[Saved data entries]
■ ■ ■ ■

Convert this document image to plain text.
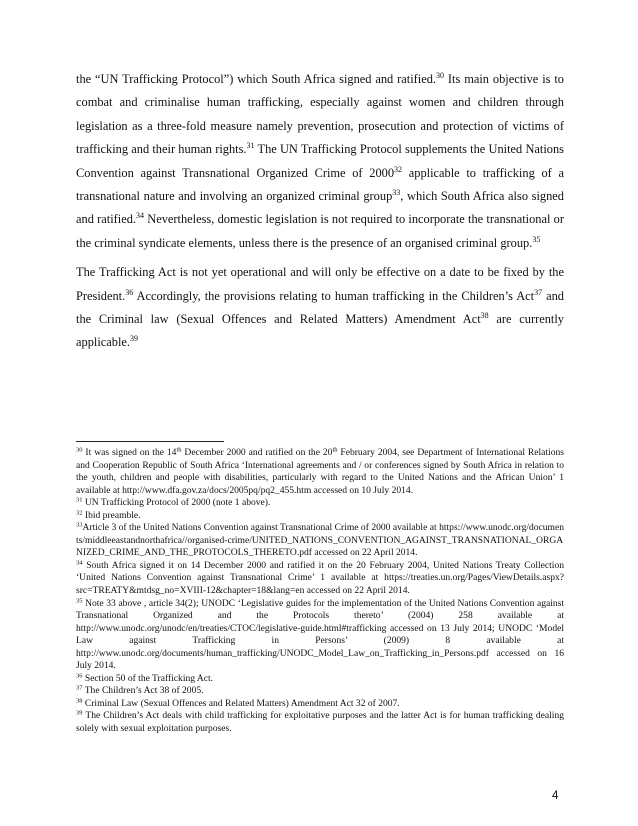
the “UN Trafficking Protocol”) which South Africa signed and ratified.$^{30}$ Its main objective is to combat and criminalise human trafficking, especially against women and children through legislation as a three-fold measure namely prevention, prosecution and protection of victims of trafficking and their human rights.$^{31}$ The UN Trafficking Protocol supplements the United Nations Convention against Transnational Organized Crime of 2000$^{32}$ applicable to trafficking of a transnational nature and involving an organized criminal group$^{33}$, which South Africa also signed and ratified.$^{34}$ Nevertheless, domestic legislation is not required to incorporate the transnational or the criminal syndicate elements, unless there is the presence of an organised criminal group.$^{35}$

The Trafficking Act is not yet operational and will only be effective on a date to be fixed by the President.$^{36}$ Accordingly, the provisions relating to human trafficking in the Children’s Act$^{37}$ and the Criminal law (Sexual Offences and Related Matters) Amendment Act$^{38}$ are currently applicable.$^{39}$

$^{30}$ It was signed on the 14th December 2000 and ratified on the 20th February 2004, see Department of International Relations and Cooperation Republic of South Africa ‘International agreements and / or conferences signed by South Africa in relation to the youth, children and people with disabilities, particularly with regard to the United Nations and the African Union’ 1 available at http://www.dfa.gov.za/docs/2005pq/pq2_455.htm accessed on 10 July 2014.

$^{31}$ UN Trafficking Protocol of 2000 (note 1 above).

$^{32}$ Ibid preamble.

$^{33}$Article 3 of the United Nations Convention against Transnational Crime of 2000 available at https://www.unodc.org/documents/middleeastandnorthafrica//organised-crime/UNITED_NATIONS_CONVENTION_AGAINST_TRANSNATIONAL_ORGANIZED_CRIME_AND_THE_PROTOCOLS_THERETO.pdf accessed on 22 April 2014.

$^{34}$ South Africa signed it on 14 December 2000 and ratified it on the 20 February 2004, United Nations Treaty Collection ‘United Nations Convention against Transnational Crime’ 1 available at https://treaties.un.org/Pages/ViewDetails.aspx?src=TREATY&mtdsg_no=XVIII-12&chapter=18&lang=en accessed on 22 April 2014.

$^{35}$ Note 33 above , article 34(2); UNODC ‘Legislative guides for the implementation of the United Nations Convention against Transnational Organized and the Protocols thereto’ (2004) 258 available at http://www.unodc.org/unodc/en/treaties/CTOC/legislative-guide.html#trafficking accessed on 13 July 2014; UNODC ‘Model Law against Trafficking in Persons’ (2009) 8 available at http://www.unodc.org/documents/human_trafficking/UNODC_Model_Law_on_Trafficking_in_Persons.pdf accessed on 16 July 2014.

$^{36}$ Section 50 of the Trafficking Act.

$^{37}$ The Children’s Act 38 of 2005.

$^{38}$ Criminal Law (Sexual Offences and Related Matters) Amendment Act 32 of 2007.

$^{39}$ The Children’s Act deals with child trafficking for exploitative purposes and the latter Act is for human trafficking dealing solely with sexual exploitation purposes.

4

■ ■ ■ ■

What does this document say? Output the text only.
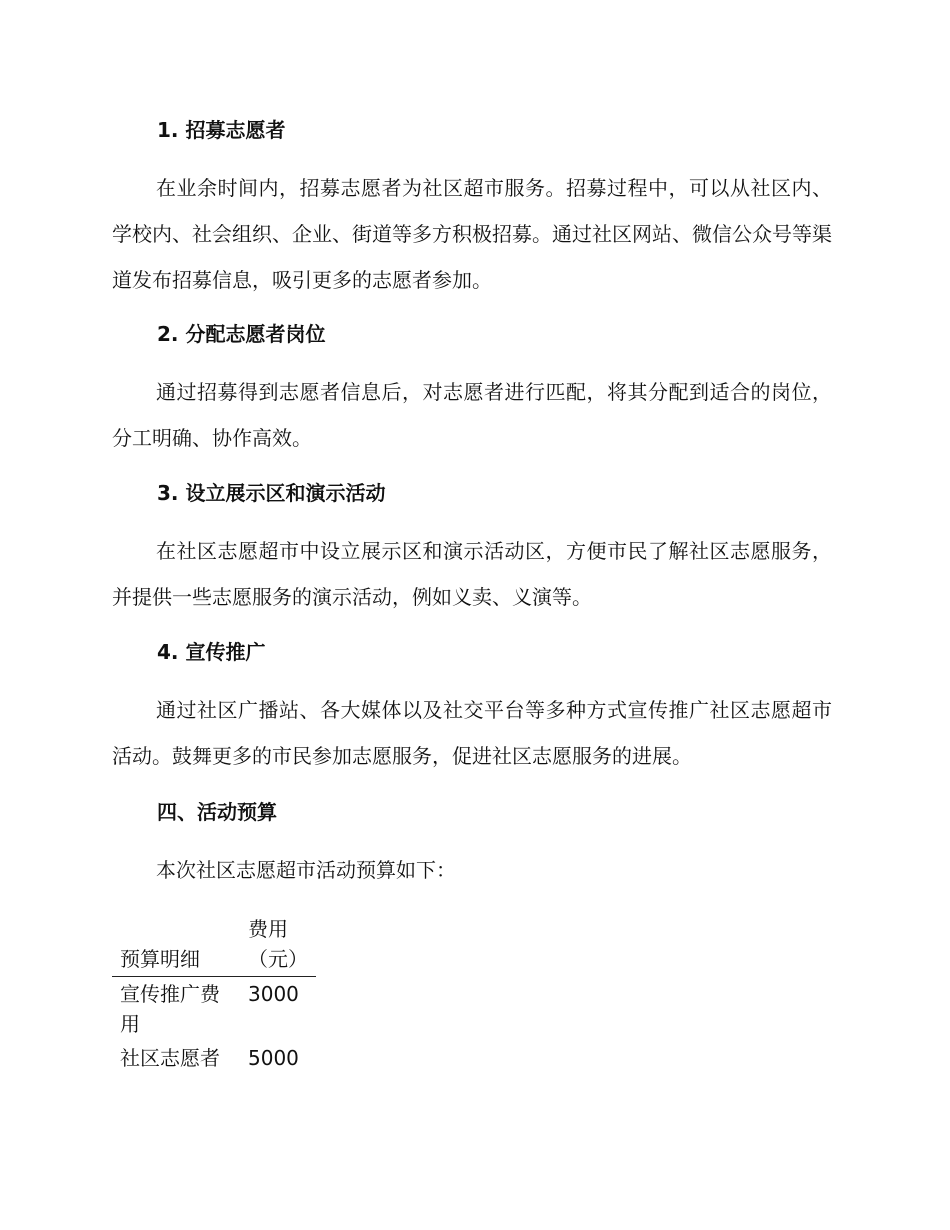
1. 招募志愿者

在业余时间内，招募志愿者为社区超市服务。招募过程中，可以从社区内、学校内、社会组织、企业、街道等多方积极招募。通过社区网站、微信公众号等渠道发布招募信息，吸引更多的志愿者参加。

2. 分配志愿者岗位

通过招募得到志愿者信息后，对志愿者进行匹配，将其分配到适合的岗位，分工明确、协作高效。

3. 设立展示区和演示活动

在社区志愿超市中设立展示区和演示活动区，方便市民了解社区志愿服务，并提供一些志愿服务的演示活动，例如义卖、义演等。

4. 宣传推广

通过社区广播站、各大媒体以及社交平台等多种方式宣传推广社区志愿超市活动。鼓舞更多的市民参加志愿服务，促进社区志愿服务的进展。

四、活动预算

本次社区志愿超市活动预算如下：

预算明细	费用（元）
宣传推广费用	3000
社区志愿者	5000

■ ■ ■ ■

• [Task] Extract each line holding the word "Amendment" from the records.

• [Solved exercise]
The Trafficking Act is not yet operational and will only be effective on a date to be fixed by the President.$^{36}$ Accordingly, the provisions relating to human trafficking in the Children’s Act$^{37}$ and the Criminal law (Sexual Offences and Related Matters) Amendment Act$^{38}$ are currently applicable.$^{39}$
$^{38}$ Criminal Law (Sexual Offences and Related Matters) Amendment Act 32 of 2007.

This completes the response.